Dataset rows about figures:
• • • • • • •

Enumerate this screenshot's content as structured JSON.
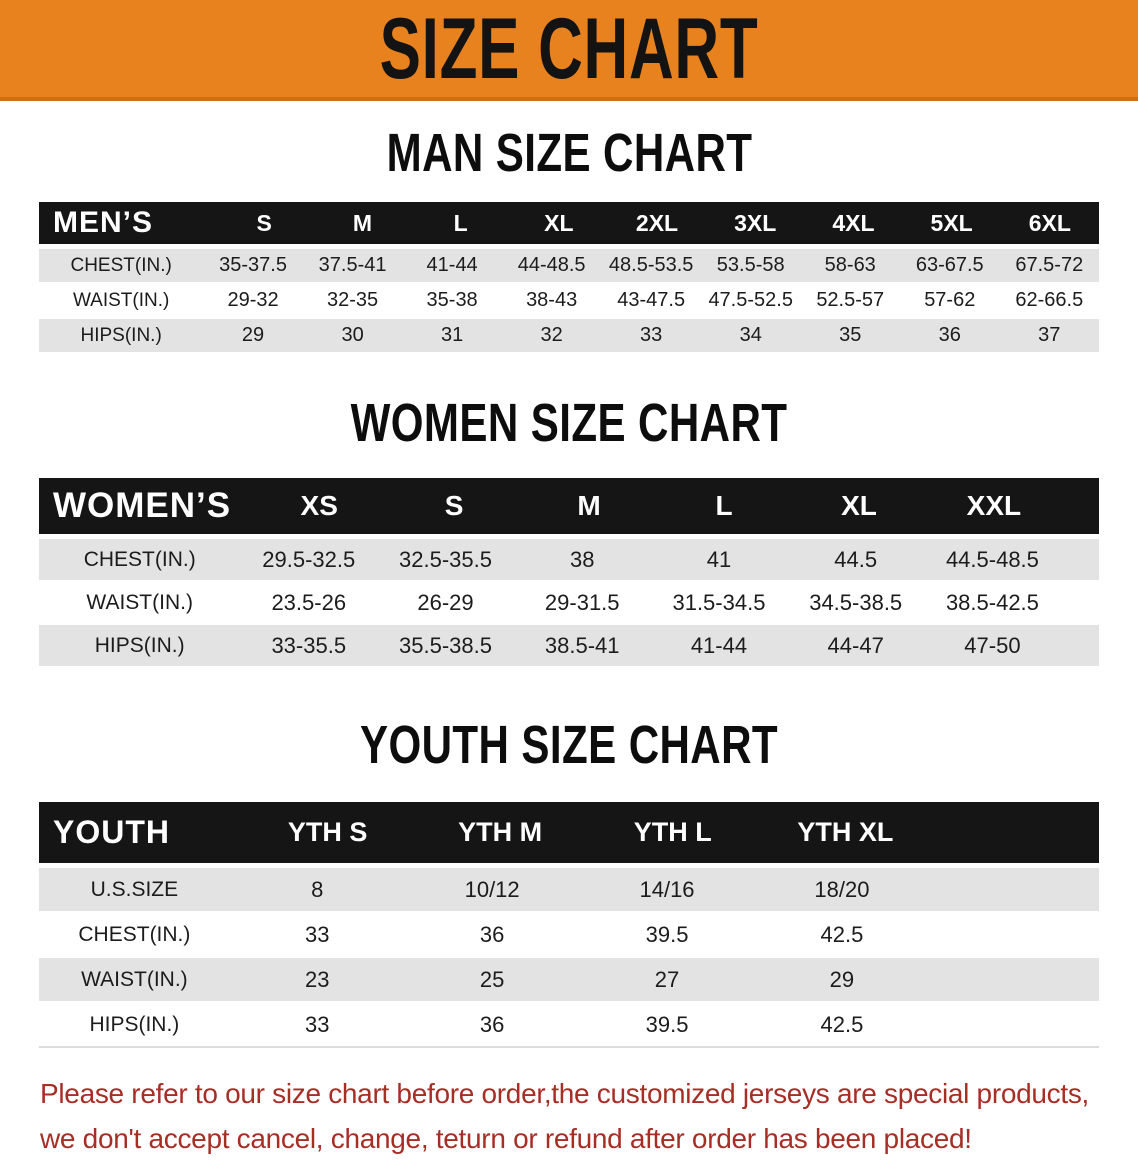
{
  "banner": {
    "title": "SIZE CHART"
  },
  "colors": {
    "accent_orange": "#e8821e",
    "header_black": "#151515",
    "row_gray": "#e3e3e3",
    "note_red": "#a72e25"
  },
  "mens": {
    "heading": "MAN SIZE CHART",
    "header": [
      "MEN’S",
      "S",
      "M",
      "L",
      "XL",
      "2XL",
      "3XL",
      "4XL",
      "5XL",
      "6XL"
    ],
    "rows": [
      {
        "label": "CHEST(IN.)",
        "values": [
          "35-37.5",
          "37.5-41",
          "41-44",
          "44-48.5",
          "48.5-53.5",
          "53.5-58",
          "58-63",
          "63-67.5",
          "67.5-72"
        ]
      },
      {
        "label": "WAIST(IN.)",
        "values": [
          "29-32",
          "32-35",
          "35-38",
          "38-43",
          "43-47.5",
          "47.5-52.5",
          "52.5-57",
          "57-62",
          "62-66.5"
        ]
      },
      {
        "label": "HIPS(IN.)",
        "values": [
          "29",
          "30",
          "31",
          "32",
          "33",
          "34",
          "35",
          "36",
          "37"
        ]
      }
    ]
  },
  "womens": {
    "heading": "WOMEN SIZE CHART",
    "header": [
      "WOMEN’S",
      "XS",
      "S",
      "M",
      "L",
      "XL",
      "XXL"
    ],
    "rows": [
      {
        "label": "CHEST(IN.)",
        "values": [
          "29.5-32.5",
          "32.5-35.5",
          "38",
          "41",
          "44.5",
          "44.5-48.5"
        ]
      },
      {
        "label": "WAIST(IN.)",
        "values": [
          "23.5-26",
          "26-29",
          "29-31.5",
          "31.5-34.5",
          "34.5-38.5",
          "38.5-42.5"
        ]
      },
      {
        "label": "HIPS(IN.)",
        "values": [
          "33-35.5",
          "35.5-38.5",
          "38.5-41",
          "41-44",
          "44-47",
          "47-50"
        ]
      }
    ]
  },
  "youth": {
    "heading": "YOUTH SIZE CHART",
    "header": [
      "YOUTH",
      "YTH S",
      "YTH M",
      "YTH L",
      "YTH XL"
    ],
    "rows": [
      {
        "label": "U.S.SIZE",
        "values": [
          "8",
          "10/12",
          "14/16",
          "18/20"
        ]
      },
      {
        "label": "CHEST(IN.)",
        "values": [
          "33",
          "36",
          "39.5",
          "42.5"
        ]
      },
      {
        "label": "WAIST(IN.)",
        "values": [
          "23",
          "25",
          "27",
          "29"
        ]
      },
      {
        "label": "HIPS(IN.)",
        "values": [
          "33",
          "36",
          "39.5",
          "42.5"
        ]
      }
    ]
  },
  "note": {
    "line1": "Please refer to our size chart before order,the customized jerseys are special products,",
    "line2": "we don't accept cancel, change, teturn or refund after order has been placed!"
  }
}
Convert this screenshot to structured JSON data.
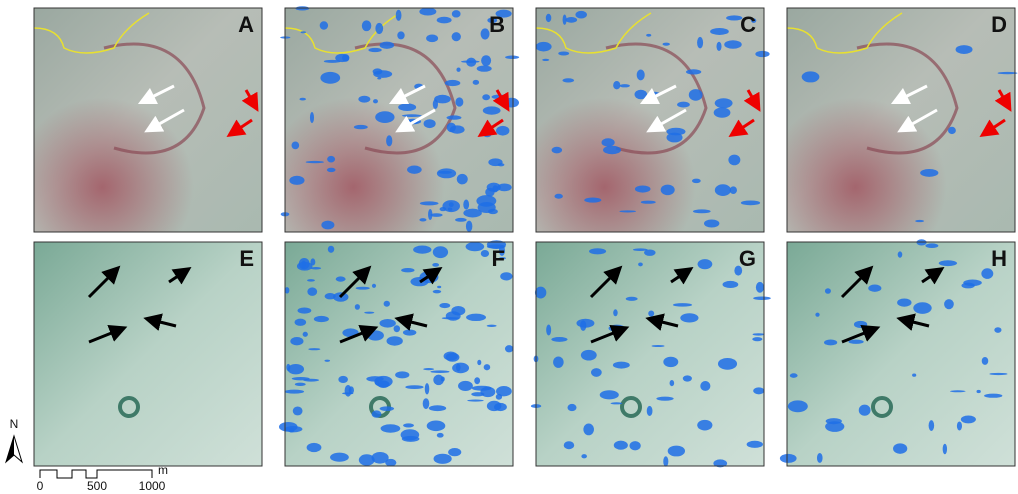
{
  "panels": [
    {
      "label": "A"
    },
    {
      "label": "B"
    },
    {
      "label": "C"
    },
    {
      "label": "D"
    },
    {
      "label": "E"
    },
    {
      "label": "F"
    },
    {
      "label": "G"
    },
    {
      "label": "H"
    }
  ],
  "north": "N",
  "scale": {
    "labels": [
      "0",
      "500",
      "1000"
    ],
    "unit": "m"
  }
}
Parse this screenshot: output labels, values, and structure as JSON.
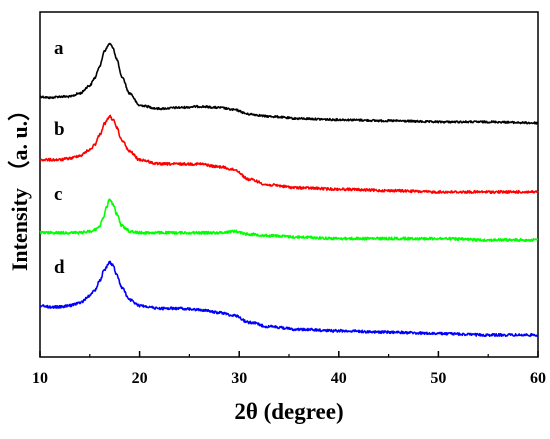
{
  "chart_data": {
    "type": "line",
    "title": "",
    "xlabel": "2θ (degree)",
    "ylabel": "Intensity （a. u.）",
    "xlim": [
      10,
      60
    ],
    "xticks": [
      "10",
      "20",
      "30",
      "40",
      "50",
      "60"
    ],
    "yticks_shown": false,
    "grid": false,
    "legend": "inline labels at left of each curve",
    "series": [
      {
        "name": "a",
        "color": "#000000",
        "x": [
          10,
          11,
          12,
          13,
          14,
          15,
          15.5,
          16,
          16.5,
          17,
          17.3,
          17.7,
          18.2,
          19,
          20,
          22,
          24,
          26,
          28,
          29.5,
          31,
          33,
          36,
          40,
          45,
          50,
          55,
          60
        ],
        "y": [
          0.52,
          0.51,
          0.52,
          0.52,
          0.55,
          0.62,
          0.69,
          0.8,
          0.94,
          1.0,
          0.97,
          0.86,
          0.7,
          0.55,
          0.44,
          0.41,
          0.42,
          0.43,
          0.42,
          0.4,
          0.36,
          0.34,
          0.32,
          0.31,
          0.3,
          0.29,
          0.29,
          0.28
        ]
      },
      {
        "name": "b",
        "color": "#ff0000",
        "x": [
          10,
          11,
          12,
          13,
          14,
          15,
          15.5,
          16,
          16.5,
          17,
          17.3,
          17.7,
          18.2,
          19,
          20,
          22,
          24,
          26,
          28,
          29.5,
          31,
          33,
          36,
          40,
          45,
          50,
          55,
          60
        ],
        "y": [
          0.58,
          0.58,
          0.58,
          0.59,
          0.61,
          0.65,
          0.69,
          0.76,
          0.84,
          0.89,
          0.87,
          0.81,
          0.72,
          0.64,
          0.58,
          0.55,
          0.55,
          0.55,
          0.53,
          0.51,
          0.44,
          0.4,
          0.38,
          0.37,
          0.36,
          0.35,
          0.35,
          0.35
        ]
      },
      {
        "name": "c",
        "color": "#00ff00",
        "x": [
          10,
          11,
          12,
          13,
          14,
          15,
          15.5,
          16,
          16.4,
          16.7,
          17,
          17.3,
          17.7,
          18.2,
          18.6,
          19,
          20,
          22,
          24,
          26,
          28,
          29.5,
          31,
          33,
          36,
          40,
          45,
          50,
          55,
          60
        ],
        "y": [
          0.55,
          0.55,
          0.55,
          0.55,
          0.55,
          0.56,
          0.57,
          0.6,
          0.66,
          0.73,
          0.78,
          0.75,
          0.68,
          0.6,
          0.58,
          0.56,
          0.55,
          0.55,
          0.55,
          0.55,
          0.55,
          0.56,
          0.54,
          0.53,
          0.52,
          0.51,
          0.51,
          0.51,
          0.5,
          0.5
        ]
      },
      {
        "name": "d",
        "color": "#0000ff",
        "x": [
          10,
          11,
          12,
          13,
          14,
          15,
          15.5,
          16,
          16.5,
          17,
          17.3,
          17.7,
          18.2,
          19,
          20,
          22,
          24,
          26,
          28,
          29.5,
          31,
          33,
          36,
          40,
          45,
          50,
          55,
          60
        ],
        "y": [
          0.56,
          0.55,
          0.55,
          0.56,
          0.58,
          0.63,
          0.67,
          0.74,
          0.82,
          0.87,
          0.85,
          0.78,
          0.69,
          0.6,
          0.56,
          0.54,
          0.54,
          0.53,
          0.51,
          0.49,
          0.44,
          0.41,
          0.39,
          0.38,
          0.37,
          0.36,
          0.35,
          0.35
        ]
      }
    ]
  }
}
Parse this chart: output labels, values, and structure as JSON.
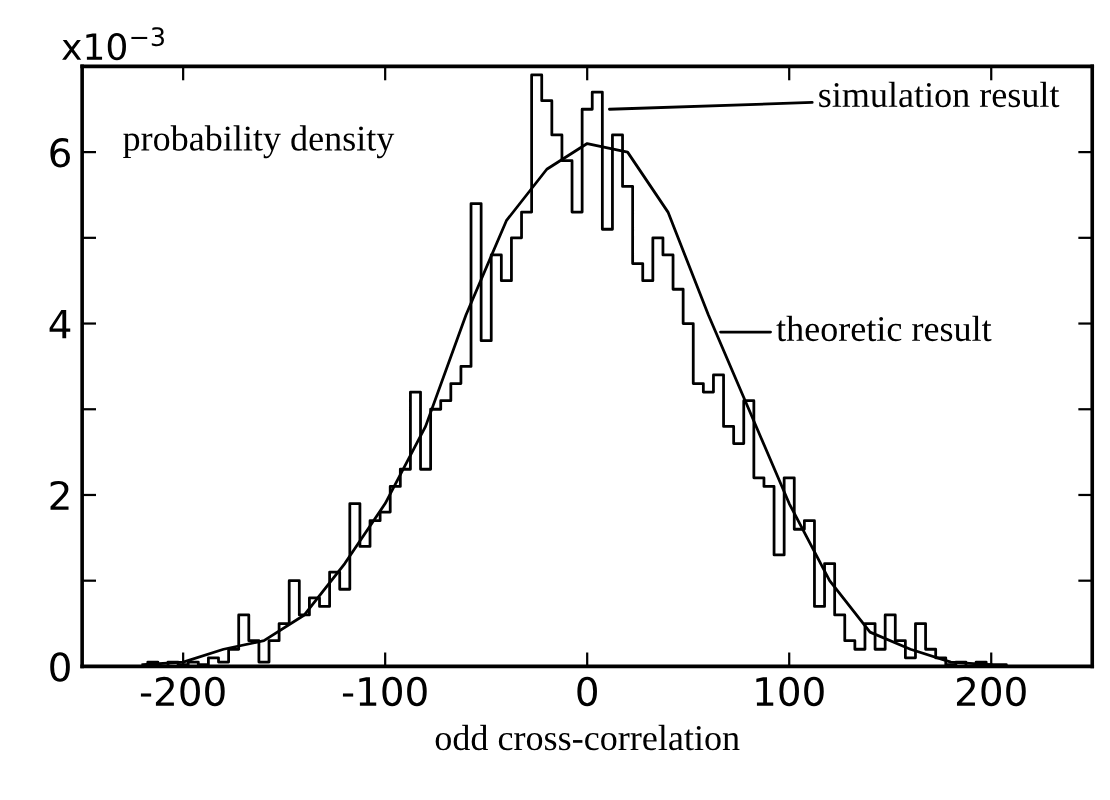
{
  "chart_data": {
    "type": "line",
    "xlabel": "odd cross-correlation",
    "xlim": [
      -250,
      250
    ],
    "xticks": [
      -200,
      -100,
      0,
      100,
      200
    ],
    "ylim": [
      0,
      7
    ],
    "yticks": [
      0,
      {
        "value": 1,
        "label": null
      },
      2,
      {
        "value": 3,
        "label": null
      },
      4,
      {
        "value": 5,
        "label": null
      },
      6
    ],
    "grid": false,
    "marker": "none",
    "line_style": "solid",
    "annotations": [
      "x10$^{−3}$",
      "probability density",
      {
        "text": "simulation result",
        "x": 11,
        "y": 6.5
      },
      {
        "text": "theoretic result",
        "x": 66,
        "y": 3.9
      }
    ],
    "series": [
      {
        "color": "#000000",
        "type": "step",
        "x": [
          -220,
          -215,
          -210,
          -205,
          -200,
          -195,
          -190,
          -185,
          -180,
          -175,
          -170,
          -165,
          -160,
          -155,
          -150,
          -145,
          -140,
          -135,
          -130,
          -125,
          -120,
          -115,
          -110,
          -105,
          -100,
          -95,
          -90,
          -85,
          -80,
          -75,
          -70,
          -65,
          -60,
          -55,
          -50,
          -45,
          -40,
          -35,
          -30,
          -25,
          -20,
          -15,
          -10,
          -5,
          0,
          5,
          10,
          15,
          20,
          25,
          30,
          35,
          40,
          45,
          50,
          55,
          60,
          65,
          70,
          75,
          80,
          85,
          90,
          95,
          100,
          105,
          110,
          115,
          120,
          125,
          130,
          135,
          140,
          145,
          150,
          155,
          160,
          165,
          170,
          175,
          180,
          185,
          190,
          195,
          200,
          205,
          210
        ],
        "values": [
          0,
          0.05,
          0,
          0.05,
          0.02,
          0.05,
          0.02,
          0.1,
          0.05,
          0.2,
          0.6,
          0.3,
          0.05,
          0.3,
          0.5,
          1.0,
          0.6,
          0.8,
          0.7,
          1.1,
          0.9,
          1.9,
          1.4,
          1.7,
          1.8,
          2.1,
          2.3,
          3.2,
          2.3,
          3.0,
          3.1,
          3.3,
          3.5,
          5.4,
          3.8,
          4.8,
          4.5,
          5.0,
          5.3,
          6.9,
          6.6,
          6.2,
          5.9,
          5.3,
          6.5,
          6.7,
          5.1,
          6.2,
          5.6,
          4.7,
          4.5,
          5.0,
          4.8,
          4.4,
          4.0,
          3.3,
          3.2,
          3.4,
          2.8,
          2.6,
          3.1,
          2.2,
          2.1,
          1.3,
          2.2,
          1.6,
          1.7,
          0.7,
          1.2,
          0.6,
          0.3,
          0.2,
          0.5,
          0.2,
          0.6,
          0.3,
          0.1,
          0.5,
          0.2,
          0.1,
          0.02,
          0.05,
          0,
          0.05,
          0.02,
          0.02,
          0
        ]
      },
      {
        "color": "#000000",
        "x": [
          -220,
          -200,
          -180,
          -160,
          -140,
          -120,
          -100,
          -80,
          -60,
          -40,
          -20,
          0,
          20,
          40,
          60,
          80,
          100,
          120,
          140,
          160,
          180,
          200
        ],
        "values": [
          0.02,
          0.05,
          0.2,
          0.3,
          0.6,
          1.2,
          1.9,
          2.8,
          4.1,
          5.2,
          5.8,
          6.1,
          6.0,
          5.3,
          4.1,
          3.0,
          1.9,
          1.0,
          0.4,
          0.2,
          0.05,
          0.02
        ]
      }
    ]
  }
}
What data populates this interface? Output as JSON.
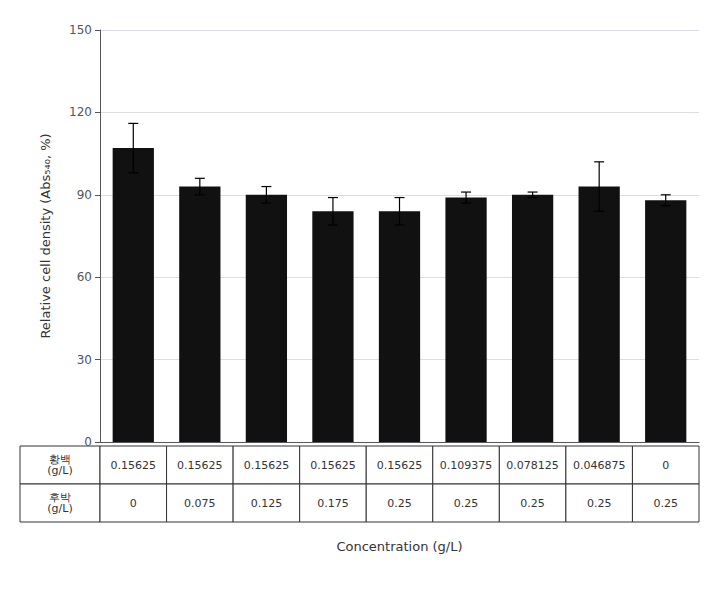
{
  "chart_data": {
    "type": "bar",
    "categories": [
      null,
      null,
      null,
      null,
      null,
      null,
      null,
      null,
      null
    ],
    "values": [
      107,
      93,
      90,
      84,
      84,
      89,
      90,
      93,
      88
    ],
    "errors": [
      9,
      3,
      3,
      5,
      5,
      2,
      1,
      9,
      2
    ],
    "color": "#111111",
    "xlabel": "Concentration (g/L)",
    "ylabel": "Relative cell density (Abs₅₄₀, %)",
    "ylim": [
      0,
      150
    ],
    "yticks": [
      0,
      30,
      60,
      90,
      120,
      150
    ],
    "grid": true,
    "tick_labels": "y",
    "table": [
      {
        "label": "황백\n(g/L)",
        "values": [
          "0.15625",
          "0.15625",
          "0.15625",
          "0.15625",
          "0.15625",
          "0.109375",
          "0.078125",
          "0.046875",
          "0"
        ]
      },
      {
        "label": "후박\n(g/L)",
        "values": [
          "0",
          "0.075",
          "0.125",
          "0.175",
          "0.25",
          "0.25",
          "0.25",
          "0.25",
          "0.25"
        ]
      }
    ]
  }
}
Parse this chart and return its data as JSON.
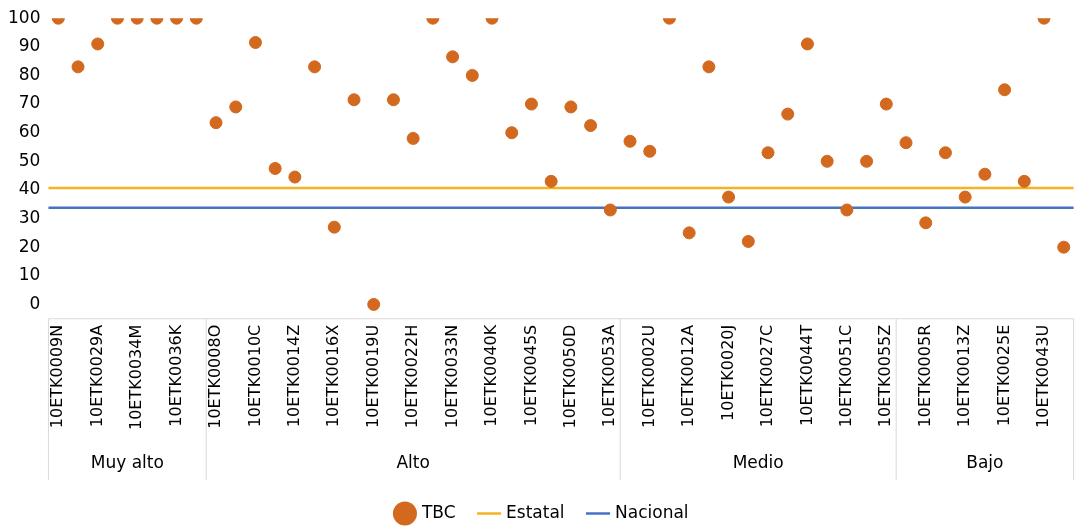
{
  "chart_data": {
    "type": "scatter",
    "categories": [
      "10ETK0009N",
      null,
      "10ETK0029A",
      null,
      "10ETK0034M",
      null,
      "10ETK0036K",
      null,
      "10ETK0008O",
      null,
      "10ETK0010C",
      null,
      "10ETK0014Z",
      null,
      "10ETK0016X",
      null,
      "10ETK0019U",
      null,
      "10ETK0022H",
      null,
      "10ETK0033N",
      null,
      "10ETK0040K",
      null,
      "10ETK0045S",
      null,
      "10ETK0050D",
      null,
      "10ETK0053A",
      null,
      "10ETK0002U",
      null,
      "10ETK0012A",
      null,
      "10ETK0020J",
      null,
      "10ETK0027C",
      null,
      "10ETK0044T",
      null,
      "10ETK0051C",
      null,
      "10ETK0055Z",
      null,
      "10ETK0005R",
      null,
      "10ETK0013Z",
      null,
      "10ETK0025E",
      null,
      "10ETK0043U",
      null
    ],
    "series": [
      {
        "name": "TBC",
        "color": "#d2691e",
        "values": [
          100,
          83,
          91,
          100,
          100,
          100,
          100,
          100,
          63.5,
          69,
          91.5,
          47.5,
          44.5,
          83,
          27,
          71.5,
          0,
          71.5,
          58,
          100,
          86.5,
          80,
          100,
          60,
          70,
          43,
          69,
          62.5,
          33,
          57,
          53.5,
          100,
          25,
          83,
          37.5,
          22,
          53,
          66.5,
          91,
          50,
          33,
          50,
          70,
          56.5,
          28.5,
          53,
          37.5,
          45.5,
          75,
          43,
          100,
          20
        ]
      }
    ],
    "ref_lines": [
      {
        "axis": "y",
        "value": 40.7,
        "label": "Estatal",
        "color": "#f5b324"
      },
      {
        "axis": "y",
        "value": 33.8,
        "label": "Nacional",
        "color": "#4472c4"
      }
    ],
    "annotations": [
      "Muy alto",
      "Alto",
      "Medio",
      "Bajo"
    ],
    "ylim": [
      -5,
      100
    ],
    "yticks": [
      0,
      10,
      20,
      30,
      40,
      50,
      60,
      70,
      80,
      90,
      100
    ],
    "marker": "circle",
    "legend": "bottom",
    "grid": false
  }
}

• • • • • • •

» Objective:
Only lines with the word "this" should be collected from the material.

» Exercise solution:
Enumerate this screenshot's content as structured JSON.
Convert this screenshot to structured JSON data.
Parse this screenshot: output labels, values, and structure as JSON.
Parse this chart: output labels, values, and structure as JSON.
What data populates this interface? Output as JSON.
Parse this chart and return its data as JSON.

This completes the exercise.